___ DATA SECTION

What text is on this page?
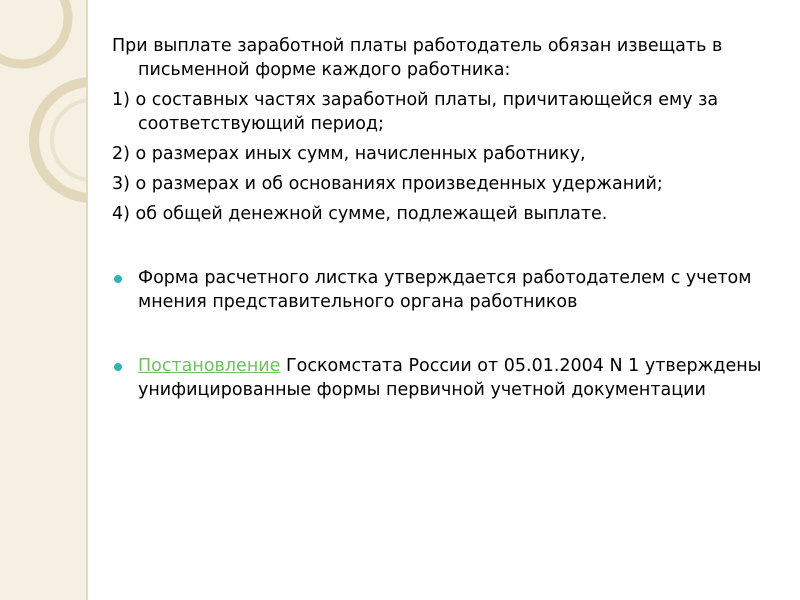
При выплате заработной платы работодатель обязан извещать в письменной форме каждого работника:

1) о составных частях заработной платы, причитающейся ему за соответствующий период;

2) о размерах иных сумм, начисленных работнику,

3) о размерах и об основаниях произведенных удержаний;

4) об общей денежной сумме, подлежащей выплате.

Форма расчетного листка утверждается работодателем с учетом мнения представительного органа работников
Постановление Госкомстата России от 05.01.2004 N 1 утверждены унифицированные формы первичной учетной документации
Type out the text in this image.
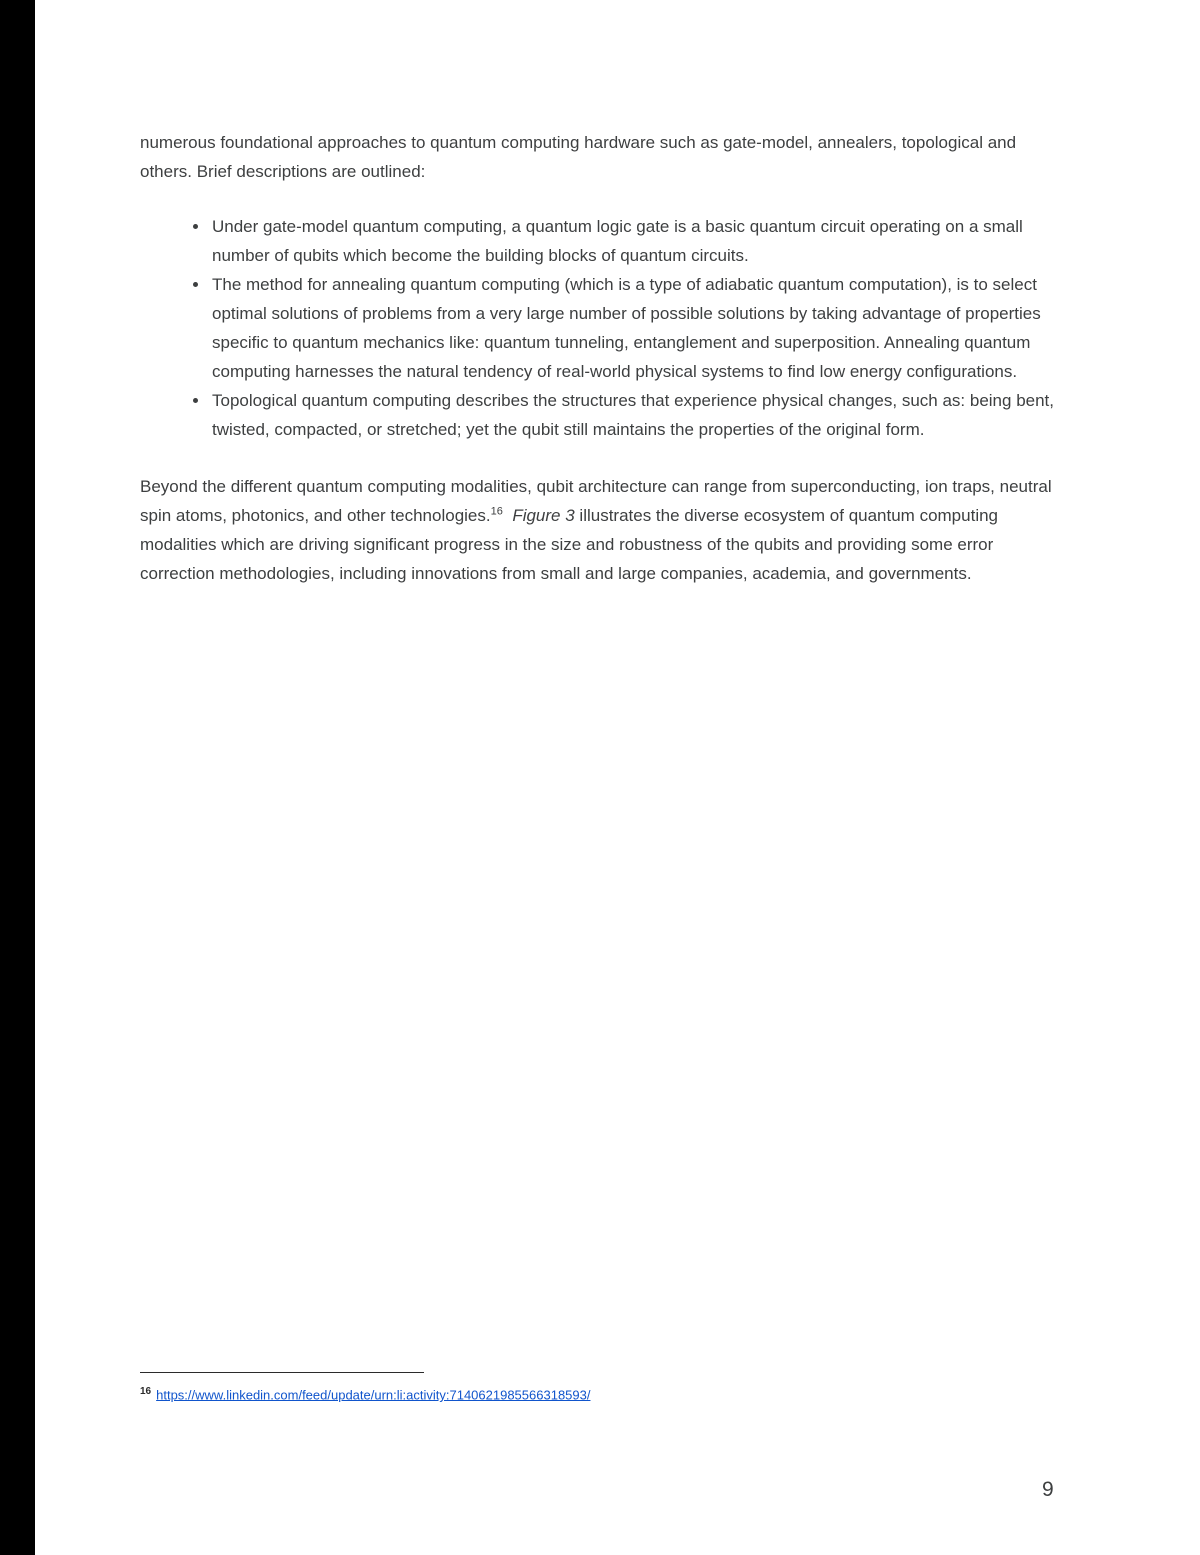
numerous foundational approaches to quantum computing hardware such as gate-model, annealers, topological and others. Brief descriptions are outlined:

• Under gate-model quantum computing, a quantum logic gate is a basic quantum circuit operating on a small number of qubits which become the building blocks of quantum circuits.
• The method for annealing quantum computing (which is a type of adiabatic quantum computation), is to select optimal solutions of problems from a very large number of possible solutions by taking advantage of properties specific to quantum mechanics like: quantum tunneling, entanglement and superposition. Annealing quantum computing harnesses the natural tendency of real-world physical systems to find low energy configurations.
• Topological quantum computing describes the structures that experience physical changes, such as: being bent, twisted, compacted, or stretched; yet the qubit still maintains the properties of the original form.

Beyond the different quantum computing modalities, qubit architecture can range from superconducting, ion traps, neutral spin atoms, photonics, and other technologies.$^{16}$ Figure 3 illustrates the diverse ecosystem of quantum computing modalities which are driving significant progress in the size and robustness of the qubits and providing some error correction methodologies, including innovations from small and large companies, academia, and governments.

$^{16}$ https://www.linkedin.com/feed/update/urn:li:activity:7140621985566318593/
9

______

# WHAT IS ASKED
Of the lines above, copy each that contains "заработной".

# WORKED ANSWER
При выплате заработной платы работодатель обязан извещать в письменной форме каждого работника:
1) о составных частях заработной платы, причитающейся ему за соответствующий период;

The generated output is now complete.